Goal of the exercise
Provide the records once more, identical to the original.

-*-

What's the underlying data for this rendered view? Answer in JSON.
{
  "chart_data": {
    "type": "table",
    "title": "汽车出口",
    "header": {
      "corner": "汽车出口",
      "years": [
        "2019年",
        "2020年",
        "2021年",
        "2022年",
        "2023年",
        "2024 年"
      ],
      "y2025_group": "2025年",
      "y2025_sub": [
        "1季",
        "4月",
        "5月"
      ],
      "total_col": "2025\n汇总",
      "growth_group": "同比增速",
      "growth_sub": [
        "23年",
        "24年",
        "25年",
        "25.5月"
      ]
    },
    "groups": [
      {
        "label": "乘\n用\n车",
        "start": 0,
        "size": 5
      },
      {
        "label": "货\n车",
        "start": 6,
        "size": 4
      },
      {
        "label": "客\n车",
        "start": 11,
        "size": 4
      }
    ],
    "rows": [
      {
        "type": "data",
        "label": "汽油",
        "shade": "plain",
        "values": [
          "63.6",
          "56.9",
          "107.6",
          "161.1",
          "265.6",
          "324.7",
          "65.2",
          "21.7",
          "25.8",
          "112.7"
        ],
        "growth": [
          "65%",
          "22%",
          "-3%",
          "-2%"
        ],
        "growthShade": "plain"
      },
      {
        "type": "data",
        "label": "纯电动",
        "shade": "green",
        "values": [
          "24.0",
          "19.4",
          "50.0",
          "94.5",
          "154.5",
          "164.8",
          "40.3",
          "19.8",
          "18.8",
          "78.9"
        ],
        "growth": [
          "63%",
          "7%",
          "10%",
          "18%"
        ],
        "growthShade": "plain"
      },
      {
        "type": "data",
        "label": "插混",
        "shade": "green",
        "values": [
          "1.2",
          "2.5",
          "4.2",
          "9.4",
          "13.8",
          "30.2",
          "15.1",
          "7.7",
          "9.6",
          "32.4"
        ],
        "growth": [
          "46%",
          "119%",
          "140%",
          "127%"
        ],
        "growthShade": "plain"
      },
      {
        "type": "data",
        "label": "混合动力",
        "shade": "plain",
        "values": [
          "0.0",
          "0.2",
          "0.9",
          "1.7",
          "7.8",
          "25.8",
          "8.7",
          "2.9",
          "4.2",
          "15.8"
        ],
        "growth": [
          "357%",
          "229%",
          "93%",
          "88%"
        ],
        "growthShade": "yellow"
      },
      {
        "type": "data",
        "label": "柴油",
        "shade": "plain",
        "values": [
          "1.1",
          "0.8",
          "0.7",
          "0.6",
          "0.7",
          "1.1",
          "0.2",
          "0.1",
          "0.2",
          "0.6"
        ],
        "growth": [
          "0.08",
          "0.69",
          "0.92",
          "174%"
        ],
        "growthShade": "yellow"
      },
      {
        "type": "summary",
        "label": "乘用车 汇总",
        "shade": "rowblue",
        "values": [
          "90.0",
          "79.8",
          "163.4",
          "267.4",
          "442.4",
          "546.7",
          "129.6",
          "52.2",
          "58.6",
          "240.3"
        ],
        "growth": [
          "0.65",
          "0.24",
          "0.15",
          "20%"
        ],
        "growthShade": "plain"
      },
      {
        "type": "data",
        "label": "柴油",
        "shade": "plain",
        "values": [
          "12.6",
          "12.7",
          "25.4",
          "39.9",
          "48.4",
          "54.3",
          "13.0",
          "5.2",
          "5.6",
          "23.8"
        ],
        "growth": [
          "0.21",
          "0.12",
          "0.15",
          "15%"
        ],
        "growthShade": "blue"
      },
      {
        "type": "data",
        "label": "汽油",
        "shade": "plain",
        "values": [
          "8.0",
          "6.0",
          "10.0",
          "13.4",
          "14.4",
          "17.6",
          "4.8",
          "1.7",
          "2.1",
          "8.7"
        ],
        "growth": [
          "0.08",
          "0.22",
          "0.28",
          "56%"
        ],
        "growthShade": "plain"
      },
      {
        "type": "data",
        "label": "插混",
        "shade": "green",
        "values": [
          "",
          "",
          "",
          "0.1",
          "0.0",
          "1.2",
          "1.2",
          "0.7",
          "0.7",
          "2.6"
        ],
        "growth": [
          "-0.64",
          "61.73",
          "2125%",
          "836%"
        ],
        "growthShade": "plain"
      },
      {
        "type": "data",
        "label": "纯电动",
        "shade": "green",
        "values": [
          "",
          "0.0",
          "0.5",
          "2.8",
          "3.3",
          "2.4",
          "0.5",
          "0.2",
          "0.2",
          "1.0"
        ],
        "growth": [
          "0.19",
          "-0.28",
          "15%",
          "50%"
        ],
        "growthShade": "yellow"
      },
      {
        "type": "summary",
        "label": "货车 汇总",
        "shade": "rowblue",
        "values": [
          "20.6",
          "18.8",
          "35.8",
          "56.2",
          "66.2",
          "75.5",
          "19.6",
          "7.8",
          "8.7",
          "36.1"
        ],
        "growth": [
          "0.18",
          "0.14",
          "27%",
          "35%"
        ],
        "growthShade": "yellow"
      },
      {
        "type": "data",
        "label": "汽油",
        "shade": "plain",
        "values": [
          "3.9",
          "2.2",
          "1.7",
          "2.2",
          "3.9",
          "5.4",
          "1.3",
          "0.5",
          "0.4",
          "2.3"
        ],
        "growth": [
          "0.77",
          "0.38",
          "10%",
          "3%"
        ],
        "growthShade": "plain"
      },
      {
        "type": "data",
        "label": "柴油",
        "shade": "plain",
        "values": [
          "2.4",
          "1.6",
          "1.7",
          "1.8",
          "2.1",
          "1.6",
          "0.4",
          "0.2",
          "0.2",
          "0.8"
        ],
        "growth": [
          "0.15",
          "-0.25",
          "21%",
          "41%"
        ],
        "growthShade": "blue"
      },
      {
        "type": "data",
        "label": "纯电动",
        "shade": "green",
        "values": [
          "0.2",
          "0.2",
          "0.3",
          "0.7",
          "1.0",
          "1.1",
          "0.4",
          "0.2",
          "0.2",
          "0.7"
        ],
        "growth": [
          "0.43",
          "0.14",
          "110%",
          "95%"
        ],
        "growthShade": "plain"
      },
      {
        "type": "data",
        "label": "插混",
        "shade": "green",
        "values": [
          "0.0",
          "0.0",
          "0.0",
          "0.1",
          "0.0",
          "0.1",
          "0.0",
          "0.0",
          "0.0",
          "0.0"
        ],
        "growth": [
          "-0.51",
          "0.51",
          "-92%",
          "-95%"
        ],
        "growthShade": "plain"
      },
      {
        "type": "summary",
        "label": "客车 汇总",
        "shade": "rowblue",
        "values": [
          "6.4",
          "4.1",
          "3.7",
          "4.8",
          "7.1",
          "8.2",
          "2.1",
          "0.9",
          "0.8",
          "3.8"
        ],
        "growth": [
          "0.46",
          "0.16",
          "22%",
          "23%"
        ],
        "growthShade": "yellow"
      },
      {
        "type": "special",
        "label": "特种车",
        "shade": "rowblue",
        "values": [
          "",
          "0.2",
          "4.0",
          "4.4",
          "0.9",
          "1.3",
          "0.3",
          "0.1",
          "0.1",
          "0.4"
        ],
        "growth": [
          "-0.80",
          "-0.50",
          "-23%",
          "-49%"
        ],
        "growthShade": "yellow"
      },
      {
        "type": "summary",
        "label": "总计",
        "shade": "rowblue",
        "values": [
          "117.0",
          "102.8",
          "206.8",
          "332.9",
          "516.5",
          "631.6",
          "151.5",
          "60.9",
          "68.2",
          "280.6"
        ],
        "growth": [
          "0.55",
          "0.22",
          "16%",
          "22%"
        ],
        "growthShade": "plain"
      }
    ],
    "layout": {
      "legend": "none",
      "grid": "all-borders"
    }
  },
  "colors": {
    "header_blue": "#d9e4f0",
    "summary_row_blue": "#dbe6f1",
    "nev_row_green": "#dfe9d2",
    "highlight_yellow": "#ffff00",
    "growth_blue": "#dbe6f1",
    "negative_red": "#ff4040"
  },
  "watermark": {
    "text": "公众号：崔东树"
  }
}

-*-

Reply to the task
What's the underlying data for this rendered view? Answer in JSON.
{
  "chart_data": {
    "type": "table",
    "title": "汽车出口",
    "header": {
      "corner": "汽车出口",
      "years": [
        "2019年",
        "2020年",
        "2021年",
        "2022年",
        "2023年",
        "2024 年"
      ],
      "y2025_group": "2025年",
      "y2025_sub": [
        "1季",
        "4月",
        "5月"
      ],
      "total_col": "2025\n汇总",
      "growth_group": "同比增速",
      "growth_sub": [
        "23年",
        "24年",
        "25年",
        "25.5月"
      ]
    },
    "groups": [
      {
        "label": "乘\n用\n车",
        "start": 0,
        "size": 5
      },
      {
        "label": "货\n车",
        "start": 6,
        "size": 4
      },
      {
        "label": "客\n车",
        "start": 11,
        "size": 4
      }
    ],
    "rows": [
      {
        "type": "data",
        "label": "汽油",
        "shade": "plain",
        "values": [
          "63.6",
          "56.9",
          "107.6",
          "161.1",
          "265.6",
          "324.7",
          "65.2",
          "21.7",
          "25.8",
          "112.7"
        ],
        "growth": [
          "65%",
          "22%",
          "-3%",
          "-2%"
        ],
        "growthShade": "plain"
      },
      {
        "type": "data",
        "label": "纯电动",
        "shade": "green",
        "values": [
          "24.0",
          "19.4",
          "50.0",
          "94.5",
          "154.5",
          "164.8",
          "40.3",
          "19.8",
          "18.8",
          "78.9"
        ],
        "growth": [
          "63%",
          "7%",
          "10%",
          "18%"
        ],
        "growthShade": "plain"
      },
      {
        "type": "data",
        "label": "插混",
        "shade": "green",
        "values": [
          "1.2",
          "2.5",
          "4.2",
          "9.4",
          "13.8",
          "30.2",
          "15.1",
          "7.7",
          "9.6",
          "32.4"
        ],
        "growth": [
          "46%",
          "119%",
          "140%",
          "127%"
        ],
        "growthShade": "plain"
      },
      {
        "type": "data",
        "label": "混合动力",
        "shade": "plain",
        "values": [
          "0.0",
          "0.2",
          "0.9",
          "1.7",
          "7.8",
          "25.8",
          "8.7",
          "2.9",
          "4.2",
          "15.8"
        ],
        "growth": [
          "357%",
          "229%",
          "93%",
          "88%"
        ],
        "growthShade": "yellow"
      },
      {
        "type": "data",
        "label": "柴油",
        "shade": "plain",
        "values": [
          "1.1",
          "0.8",
          "0.7",
          "0.6",
          "0.7",
          "1.1",
          "0.2",
          "0.1",
          "0.2",
          "0.6"
        ],
        "growth": [
          "0.08",
          "0.69",
          "0.92",
          "174%"
        ],
        "growthShade": "yellow"
      },
      {
        "type": "summary",
        "label": "乘用车 汇总",
        "shade": "rowblue",
        "values": [
          "90.0",
          "79.8",
          "163.4",
          "267.4",
          "442.4",
          "546.7",
          "129.6",
          "52.2",
          "58.6",
          "240.3"
        ],
        "growth": [
          "0.65",
          "0.24",
          "0.15",
          "20%"
        ],
        "growthShade": "plain"
      },
      {
        "type": "data",
        "label": "柴油",
        "shade": "plain",
        "values": [
          "12.6",
          "12.7",
          "25.4",
          "39.9",
          "48.4",
          "54.3",
          "13.0",
          "5.2",
          "5.6",
          "23.8"
        ],
        "growth": [
          "0.21",
          "0.12",
          "0.15",
          "15%"
        ],
        "growthShade": "blue"
      },
      {
        "type": "data",
        "label": "汽油",
        "shade": "plain",
        "values": [
          "8.0",
          "6.0",
          "10.0",
          "13.4",
          "14.4",
          "17.6",
          "4.8",
          "1.7",
          "2.1",
          "8.7"
        ],
        "growth": [
          "0.08",
          "0.22",
          "0.28",
          "56%"
        ],
        "growthShade": "plain"
      },
      {
        "type": "data",
        "label": "插混",
        "shade": "green",
        "values": [
          "",
          "",
          "",
          "0.1",
          "0.0",
          "1.2",
          "1.2",
          "0.7",
          "0.7",
          "2.6"
        ],
        "growth": [
          "-0.64",
          "61.73",
          "2125%",
          "836%"
        ],
        "growthShade": "plain"
      },
      {
        "type": "data",
        "label": "纯电动",
        "shade": "green",
        "values": [
          "",
          "0.0",
          "0.5",
          "2.8",
          "3.3",
          "2.4",
          "0.5",
          "0.2",
          "0.2",
          "1.0"
        ],
        "growth": [
          "0.19",
          "-0.28",
          "15%",
          "50%"
        ],
        "growthShade": "yellow"
      },
      {
        "type": "summary",
        "label": "货车 汇总",
        "shade": "rowblue",
        "values": [
          "20.6",
          "18.8",
          "35.8",
          "56.2",
          "66.2",
          "75.5",
          "19.6",
          "7.8",
          "8.7",
          "36.1"
        ],
        "growth": [
          "0.18",
          "0.14",
          "27%",
          "35%"
        ],
        "growthShade": "yellow"
      },
      {
        "type": "data",
        "label": "汽油",
        "shade": "plain",
        "values": [
          "3.9",
          "2.2",
          "1.7",
          "2.2",
          "3.9",
          "5.4",
          "1.3",
          "0.5",
          "0.4",
          "2.3"
        ],
        "growth": [
          "0.77",
          "0.38",
          "10%",
          "3%"
        ],
        "growthShade": "plain"
      },
      {
        "type": "data",
        "label": "柴油",
        "shade": "plain",
        "values": [
          "2.4",
          "1.6",
          "1.7",
          "1.8",
          "2.1",
          "1.6",
          "0.4",
          "0.2",
          "0.2",
          "0.8"
        ],
        "growth": [
          "0.15",
          "-0.25",
          "21%",
          "41%"
        ],
        "growthShade": "blue"
      },
      {
        "type": "data",
        "label": "纯电动",
        "shade": "green",
        "values": [
          "0.2",
          "0.2",
          "0.3",
          "0.7",
          "1.0",
          "1.1",
          "0.4",
          "0.2",
          "0.2",
          "0.7"
        ],
        "growth": [
          "0.43",
          "0.14",
          "110%",
          "95%"
        ],
        "growthShade": "plain"
      },
      {
        "type": "data",
        "label": "插混",
        "shade": "green",
        "values": [
          "0.0",
          "0.0",
          "0.0",
          "0.1",
          "0.0",
          "0.1",
          "0.0",
          "0.0",
          "0.0",
          "0.0"
        ],
        "growth": [
          "-0.51",
          "0.51",
          "-92%",
          "-95%"
        ],
        "growthShade": "plain"
      },
      {
        "type": "summary",
        "label": "客车 汇总",
        "shade": "rowblue",
        "values": [
          "6.4",
          "4.1",
          "3.7",
          "4.8",
          "7.1",
          "8.2",
          "2.1",
          "0.9",
          "0.8",
          "3.8"
        ],
        "growth": [
          "0.46",
          "0.16",
          "22%",
          "23%"
        ],
        "growthShade": "yellow"
      },
      {
        "type": "special",
        "label": "特种车",
        "shade": "rowblue",
        "values": [
          "",
          "0.2",
          "4.0",
          "4.4",
          "0.9",
          "1.3",
          "0.3",
          "0.1",
          "0.1",
          "0.4"
        ],
        "growth": [
          "-0.80",
          "-0.50",
          "-23%",
          "-49%"
        ],
        "growthShade": "yellow"
      },
      {
        "type": "summary",
        "label": "总计",
        "shade": "rowblue",
        "values": [
          "117.0",
          "102.8",
          "206.8",
          "332.9",
          "516.5",
          "631.6",
          "151.5",
          "60.9",
          "68.2",
          "280.6"
        ],
        "growth": [
          "0.55",
          "0.22",
          "16%",
          "22%"
        ],
        "growthShade": "plain"
      }
    ],
    "layout": {
      "legend": "none",
      "grid": "all-borders"
    }
  },
  "colors": {
    "header_blue": "#d9e4f0",
    "summary_row_blue": "#dbe6f1",
    "nev_row_green": "#dfe9d2",
    "highlight_yellow": "#ffff00",
    "growth_blue": "#dbe6f1",
    "negative_red": "#ff4040"
  },
  "watermark": {
    "text": "公众号：崔东树"
  }
}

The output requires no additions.